* _What is expected_: Each record should be reproduced exactly.
** Data provided follows **
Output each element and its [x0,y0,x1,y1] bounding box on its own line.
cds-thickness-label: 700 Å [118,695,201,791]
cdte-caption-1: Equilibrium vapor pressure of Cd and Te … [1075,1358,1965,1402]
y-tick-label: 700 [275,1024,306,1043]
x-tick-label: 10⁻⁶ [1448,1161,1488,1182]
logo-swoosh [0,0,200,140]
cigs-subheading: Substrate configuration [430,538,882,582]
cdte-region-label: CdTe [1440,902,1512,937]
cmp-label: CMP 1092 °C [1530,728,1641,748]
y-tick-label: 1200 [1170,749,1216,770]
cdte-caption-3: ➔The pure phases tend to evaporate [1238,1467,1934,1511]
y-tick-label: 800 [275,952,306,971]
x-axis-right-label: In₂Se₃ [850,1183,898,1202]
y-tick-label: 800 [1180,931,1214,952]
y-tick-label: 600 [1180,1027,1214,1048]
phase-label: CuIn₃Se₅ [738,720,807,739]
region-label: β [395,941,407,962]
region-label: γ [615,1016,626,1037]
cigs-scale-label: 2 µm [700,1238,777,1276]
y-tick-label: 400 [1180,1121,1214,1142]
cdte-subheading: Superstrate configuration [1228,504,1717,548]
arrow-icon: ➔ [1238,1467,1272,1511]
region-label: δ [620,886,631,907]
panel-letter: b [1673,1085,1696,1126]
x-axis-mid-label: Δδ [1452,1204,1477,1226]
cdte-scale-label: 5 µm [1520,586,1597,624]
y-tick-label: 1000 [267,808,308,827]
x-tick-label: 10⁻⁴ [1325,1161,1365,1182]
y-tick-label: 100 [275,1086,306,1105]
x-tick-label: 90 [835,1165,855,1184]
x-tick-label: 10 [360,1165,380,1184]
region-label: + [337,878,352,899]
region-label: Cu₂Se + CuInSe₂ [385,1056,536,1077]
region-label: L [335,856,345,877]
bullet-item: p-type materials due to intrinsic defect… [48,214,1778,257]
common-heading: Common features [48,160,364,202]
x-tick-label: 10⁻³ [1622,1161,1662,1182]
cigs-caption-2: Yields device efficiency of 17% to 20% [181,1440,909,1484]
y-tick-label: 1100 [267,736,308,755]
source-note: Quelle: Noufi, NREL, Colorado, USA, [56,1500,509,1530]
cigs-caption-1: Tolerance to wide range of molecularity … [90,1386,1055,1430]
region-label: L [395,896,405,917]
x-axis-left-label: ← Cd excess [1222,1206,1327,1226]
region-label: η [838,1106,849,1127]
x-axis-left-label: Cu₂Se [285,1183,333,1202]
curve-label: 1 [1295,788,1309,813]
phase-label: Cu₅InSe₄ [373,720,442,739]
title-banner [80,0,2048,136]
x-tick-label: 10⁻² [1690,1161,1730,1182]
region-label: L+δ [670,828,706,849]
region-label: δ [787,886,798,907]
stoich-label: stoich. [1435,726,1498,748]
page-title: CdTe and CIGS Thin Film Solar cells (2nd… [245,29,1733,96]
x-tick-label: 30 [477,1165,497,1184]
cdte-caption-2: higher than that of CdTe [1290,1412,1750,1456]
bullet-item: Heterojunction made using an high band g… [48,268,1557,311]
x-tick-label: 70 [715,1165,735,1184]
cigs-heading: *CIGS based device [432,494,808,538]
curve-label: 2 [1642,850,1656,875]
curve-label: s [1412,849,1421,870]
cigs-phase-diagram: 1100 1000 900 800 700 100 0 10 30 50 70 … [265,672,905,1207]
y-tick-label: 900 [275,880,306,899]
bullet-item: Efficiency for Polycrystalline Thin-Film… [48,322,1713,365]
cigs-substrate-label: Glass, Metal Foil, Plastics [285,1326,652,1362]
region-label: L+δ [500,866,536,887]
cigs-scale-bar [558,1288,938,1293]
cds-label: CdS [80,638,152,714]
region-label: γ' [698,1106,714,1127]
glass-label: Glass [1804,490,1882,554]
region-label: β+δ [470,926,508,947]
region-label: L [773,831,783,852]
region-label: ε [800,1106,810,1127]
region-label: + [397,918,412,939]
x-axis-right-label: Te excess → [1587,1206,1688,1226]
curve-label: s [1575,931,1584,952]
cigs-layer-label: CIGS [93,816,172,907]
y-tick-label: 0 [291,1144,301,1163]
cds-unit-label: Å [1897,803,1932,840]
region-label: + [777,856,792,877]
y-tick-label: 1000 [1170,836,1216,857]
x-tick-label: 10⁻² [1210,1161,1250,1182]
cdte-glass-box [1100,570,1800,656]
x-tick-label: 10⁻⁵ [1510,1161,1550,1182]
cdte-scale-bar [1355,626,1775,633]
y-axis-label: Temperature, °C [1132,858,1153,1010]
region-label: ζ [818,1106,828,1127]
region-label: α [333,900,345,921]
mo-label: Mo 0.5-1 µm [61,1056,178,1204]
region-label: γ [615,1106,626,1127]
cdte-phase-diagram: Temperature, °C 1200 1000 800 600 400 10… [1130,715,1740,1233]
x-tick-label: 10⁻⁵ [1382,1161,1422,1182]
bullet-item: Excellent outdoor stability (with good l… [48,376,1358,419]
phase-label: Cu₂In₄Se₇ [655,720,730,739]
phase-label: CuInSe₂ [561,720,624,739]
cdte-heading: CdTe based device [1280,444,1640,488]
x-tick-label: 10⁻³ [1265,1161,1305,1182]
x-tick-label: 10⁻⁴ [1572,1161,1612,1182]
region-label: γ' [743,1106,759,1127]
** End of Data provided **
* _Response for this exercise_:
Output each element and its [x0,y0,x1,y1] bounding box on its own line.
cds-thickness-label: 700 Å [118,695,201,791]
cdte-caption-1: Equilibrium vapor pressure of Cd and Te … [1075,1358,1965,1402]
y-tick-label: 700 [275,1024,306,1043]
x-tick-label: 10⁻⁶ [1448,1161,1488,1182]
logo-swoosh [0,0,200,140]
cigs-subheading: Substrate configuration [430,538,882,582]
cdte-region-label: CdTe [1440,902,1512,937]
cmp-label: CMP 1092 °C [1530,728,1641,748]
y-tick-label: 1200 [1170,749,1216,770]
cdte-caption-3: ➔The pure phases tend to evaporate [1238,1467,1934,1511]
y-tick-label: 800 [275,952,306,971]
x-axis-right-label: In₂Se₃ [850,1183,898,1202]
y-tick-label: 800 [1180,931,1214,952]
y-tick-label: 600 [1180,1027,1214,1048]
phase-label: CuIn₃Se₅ [738,720,807,739]
region-label: β [395,941,407,962]
region-label: γ [615,1016,626,1037]
cigs-scale-label: 2 µm [700,1238,777,1276]
y-tick-label: 400 [1180,1121,1214,1142]
cdte-subheading: Superstrate configuration [1228,504,1717,548]
arrow-icon: ➔ [1238,1467,1272,1511]
region-label: δ [620,886,631,907]
panel-letter: b [1673,1085,1696,1126]
x-axis-mid-label: Δδ [1452,1204,1477,1226]
cdte-scale-label: 5 µm [1520,586,1597,624]
y-tick-label: 1000 [267,808,308,827]
x-tick-label: 10⁻⁴ [1325,1161,1365,1182]
y-tick-label: 100 [275,1086,306,1105]
x-tick-label: 90 [835,1165,855,1184]
x-tick-label: 10 [360,1165,380,1184]
region-label: + [337,878,352,899]
region-label: Cu₂Se + CuInSe₂ [385,1056,536,1077]
region-label: L [335,856,345,877]
bullet-item: p-type materials due to intrinsic defect… [48,214,1778,257]
common-heading: Common features [48,160,364,202]
x-tick-label: 10⁻³ [1622,1161,1662,1182]
cigs-caption-2: Yields device efficiency of 17% to 20% [181,1440,909,1484]
y-tick-label: 1100 [267,736,308,755]
source-note: Quelle: Noufi, NREL, Colorado, USA, [56,1500,509,1530]
cigs-caption-1: Tolerance to wide range of molecularity … [90,1386,1055,1430]
region-label: L [395,896,405,917]
x-axis-left-label: ← Cd excess [1222,1206,1327,1226]
region-label: η [838,1106,849,1127]
x-axis-left-label: Cu₂Se [285,1183,333,1202]
curve-label: 1 [1295,788,1309,813]
phase-label: Cu₅InSe₄ [373,720,442,739]
title-banner [80,0,2048,136]
x-tick-label: 10⁻² [1690,1161,1730,1182]
region-label: L+δ [670,828,706,849]
region-label: δ [787,886,798,907]
stoich-label: stoich. [1435,726,1498,748]
page-title: CdTe and CIGS Thin Film Solar cells (2nd… [245,29,1733,96]
x-tick-label: 30 [477,1165,497,1184]
cdte-caption-2: higher than that of CdTe [1290,1412,1750,1456]
bullet-item: Heterojunction made using an high band g… [48,268,1557,311]
x-tick-label: 70 [715,1165,735,1184]
cigs-heading: *CIGS based device [432,494,808,538]
curve-label: 2 [1642,850,1656,875]
curve-label: s [1412,849,1421,870]
cigs-phase-diagram: 1100 1000 900 800 700 100 0 10 30 50 70 … [265,672,905,1207]
y-tick-label: 900 [275,880,306,899]
bullet-item: Efficiency for Polycrystalline Thin-Film… [48,322,1713,365]
cigs-substrate-label: Glass, Metal Foil, Plastics [285,1326,652,1362]
region-label: L+δ [500,866,536,887]
cigs-scale-bar [558,1288,938,1293]
cds-label: CdS [80,638,152,714]
region-label: γ' [698,1106,714,1127]
glass-label: Glass [1804,490,1882,554]
region-label: β+δ [470,926,508,947]
region-label: L [773,831,783,852]
region-label: ε [800,1106,810,1127]
region-label: + [397,918,412,939]
x-axis-right-label: Te excess → [1587,1206,1688,1226]
curve-label: s [1575,931,1584,952]
cigs-layer-label: CIGS [93,816,172,907]
y-tick-label: 0 [291,1144,301,1163]
cds-unit-label: Å [1897,803,1932,840]
region-label: + [777,856,792,877]
y-tick-label: 1000 [1170,836,1216,857]
x-tick-label: 10⁻² [1210,1161,1250,1182]
cdte-glass-box [1100,570,1800,656]
x-tick-label: 10⁻⁵ [1510,1161,1550,1182]
cdte-scale-bar [1355,626,1775,633]
y-axis-label: Temperature, °C [1132,858,1153,1010]
region-label: ζ [818,1106,828,1127]
region-label: α [333,900,345,921]
mo-label: Mo 0.5-1 µm [61,1056,178,1204]
region-label: γ [615,1106,626,1127]
cdte-phase-diagram: Temperature, °C 1200 1000 800 600 400 10… [1130,715,1740,1233]
x-tick-label: 10⁻⁵ [1382,1161,1422,1182]
bullet-item: Excellent outdoor stability (with good l… [48,376,1358,419]
phase-label: Cu₂In₄Se₇ [655,720,730,739]
phase-label: CuInSe₂ [561,720,624,739]
cdte-heading: CdTe based device [1280,444,1640,488]
x-tick-label: 10⁻³ [1265,1161,1305,1182]
x-tick-label: 10⁻⁴ [1572,1161,1612,1182]
region-label: γ' [743,1106,759,1127]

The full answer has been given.